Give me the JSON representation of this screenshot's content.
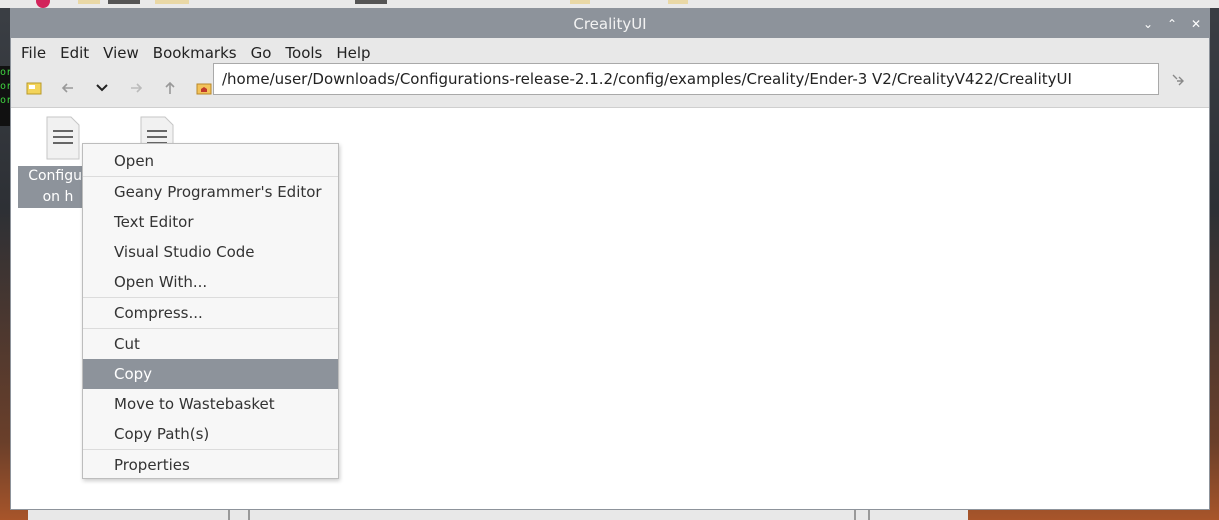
{
  "window": {
    "title": "CrealityUI",
    "controls": {
      "minimize": "⌄",
      "maximize": "⌃",
      "close": "✕"
    }
  },
  "menubar": {
    "items": [
      "File",
      "Edit",
      "View",
      "Bookmarks",
      "Go",
      "Tools",
      "Help"
    ]
  },
  "toolbar": {
    "path": "/home/user/Downloads/Configurations-release-2.1.2/config/examples/Creality/Ender-3 V2/CrealityV422/CrealityUI",
    "buttons": [
      "new-folder-icon",
      "back-icon",
      "history-dropdown-icon",
      "forward-icon",
      "up-icon",
      "home-icon",
      "go-icon"
    ]
  },
  "files": [
    {
      "label_line1": "Configur",
      "label_line2": "on h",
      "icon": "text-file-icon"
    },
    {
      "icon": "text-file-icon"
    }
  ],
  "terminal": {
    "lines": [
      "or",
      "or",
      "or"
    ]
  },
  "context_menu": {
    "items": [
      {
        "label": "Open"
      },
      {
        "label": "Geany Programmer's Editor"
      },
      {
        "label": "Text Editor"
      },
      {
        "label": "Visual Studio Code"
      },
      {
        "label": "Open With..."
      },
      {
        "label": "Compress..."
      },
      {
        "label": "Cut"
      },
      {
        "label": "Copy",
        "selected": true
      },
      {
        "label": "Move to Wastebasket"
      },
      {
        "label": "Copy Path(s)"
      },
      {
        "label": "Properties"
      }
    ]
  },
  "colors": {
    "titlebar": "#8d939b",
    "selection": "#8d939b",
    "menubar": "#e8e8e8"
  }
}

**Task brief**.
Retype the records exactly. Any image in them should not appear in what you write.

**Task response**.
Give me the JSON representation of this screenshot's content.
{
  "window": {
    "title": "CrealityUI",
    "controls": {
      "minimize": "⌄",
      "maximize": "⌃",
      "close": "✕"
    }
  },
  "menubar": {
    "items": [
      "File",
      "Edit",
      "View",
      "Bookmarks",
      "Go",
      "Tools",
      "Help"
    ]
  },
  "toolbar": {
    "path": "/home/user/Downloads/Configurations-release-2.1.2/config/examples/Creality/Ender-3 V2/CrealityV422/CrealityUI",
    "buttons": [
      "new-folder-icon",
      "back-icon",
      "history-dropdown-icon",
      "forward-icon",
      "up-icon",
      "home-icon",
      "go-icon"
    ]
  },
  "files": [
    {
      "label_line1": "Configur",
      "label_line2": "on h",
      "icon": "text-file-icon"
    },
    {
      "icon": "text-file-icon"
    }
  ],
  "terminal": {
    "lines": [
      "or",
      "or",
      "or"
    ]
  },
  "context_menu": {
    "items": [
      {
        "label": "Open"
      },
      {
        "label": "Geany Programmer's Editor"
      },
      {
        "label": "Text Editor"
      },
      {
        "label": "Visual Studio Code"
      },
      {
        "label": "Open With..."
      },
      {
        "label": "Compress..."
      },
      {
        "label": "Cut"
      },
      {
        "label": "Copy",
        "selected": true
      },
      {
        "label": "Move to Wastebasket"
      },
      {
        "label": "Copy Path(s)"
      },
      {
        "label": "Properties"
      }
    ]
  },
  "colors": {
    "titlebar": "#8d939b",
    "selection": "#8d939b",
    "menubar": "#e8e8e8"
  }
}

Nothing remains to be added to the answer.